(Dataset items)

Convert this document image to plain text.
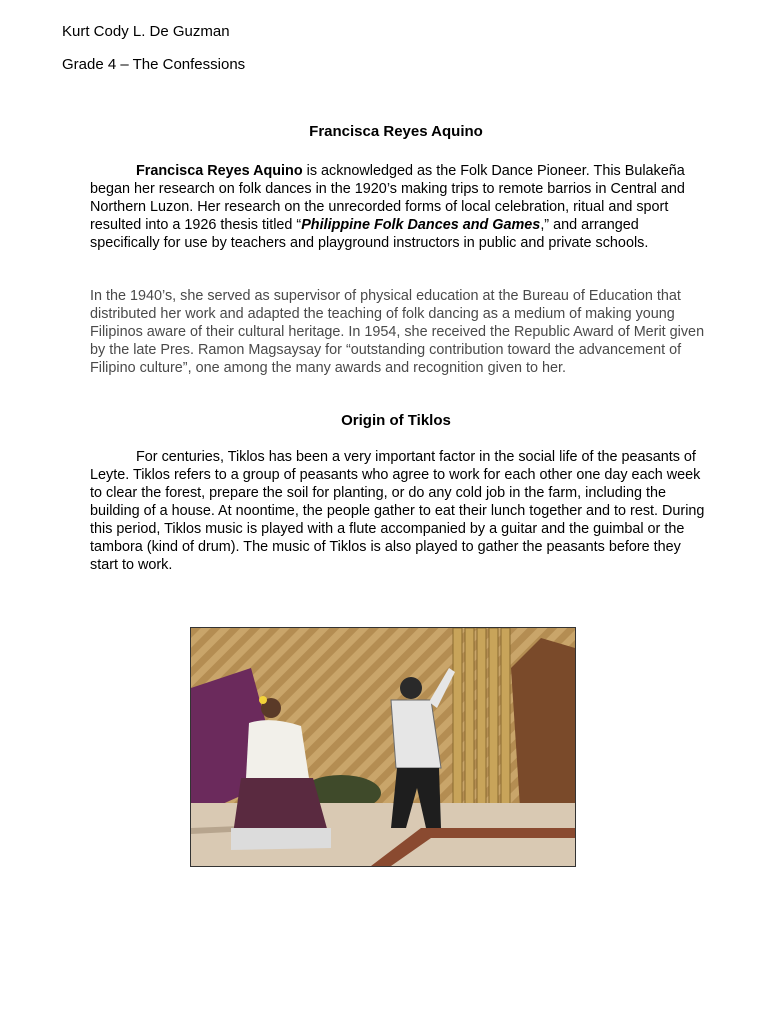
Kurt Cody L. De Guzman
Grade 4 – The Confessions
Francisca Reyes Aquino
Francisca Reyes Aquino is acknowledged as the Folk Dance Pioneer. This Bulakeña began her research on folk dances in the 1920’s making trips to remote barrios in Central and Northern Luzon. Her research on the unrecorded forms of local celebration, ritual and sport resulted into a 1926 thesis titled “Philippine Folk Dances and Games,” and arranged specifically for use by teachers and playground instructors in public and private schools.
In the 1940’s, she served as supervisor of physical education at the Bureau of Education that distributed her work and adapted the teaching of folk dancing as a medium of making young Filipinos aware of their cultural heritage. In 1954, she received the Republic Award of Merit given by the late Pres. Ramon Magsaysay for “outstanding contribution toward the advancement of Filipino culture”, one among the many awards and recognition given to her.
Origin of Tiklos
For centuries, Tiklos has been a very important factor in the social life of the peasants of Leyte. Tiklos refers to a group of peasants who agree to work for each other one day each week to clear the forest, prepare the soil for planting, or do any cold job in the farm, including the building of a house. At noontime, the people gather to eat their lunch together and to rest. During this period, Tiklos music is played with a flute accompanied by a guitar and the guimbal or the tambora (kind of drum). The music of Tiklos is also played to gather the peasants before they start to work.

Task goal ▸
Without the pictures, print the whole listing exactly as given.

Exercise response ▸
Convert this document image to plain text.
Kurt Cody L. De Guzman
Grade 4 – The Confessions
Francisca Reyes Aquino
Francisca Reyes Aquino is acknowledged as the Folk Dance Pioneer. This Bulakeña began her research on folk dances in the 1920’s making trips to remote barrios in Central and Northern Luzon. Her research on the unrecorded forms of local celebration, ritual and sport resulted into a 1926 thesis titled “Philippine Folk Dances and Games,” and arranged specifically for use by teachers and playground instructors in public and private schools.
In the 1940’s, she served as supervisor of physical education at the Bureau of Education that distributed her work and adapted the teaching of folk dancing as a medium of making young Filipinos aware of their cultural heritage. In 1954, she received the Republic Award of Merit given by the late Pres. Ramon Magsaysay for “outstanding contribution toward the advancement of Filipino culture”, one among the many awards and recognition given to her.
Origin of Tiklos
For centuries, Tiklos has been a very important factor in the social life of the peasants of Leyte. Tiklos refers to a group of peasants who agree to work for each other one day each week to clear the forest, prepare the soil for planting, or do any cold job in the farm, including the building of a house. At noontime, the people gather to eat their lunch together and to rest. During this period, Tiklos music is played with a flute accompanied by a guitar and the guimbal or the tambora (kind of drum). The music of Tiklos is also played to gather the peasants before they start to work.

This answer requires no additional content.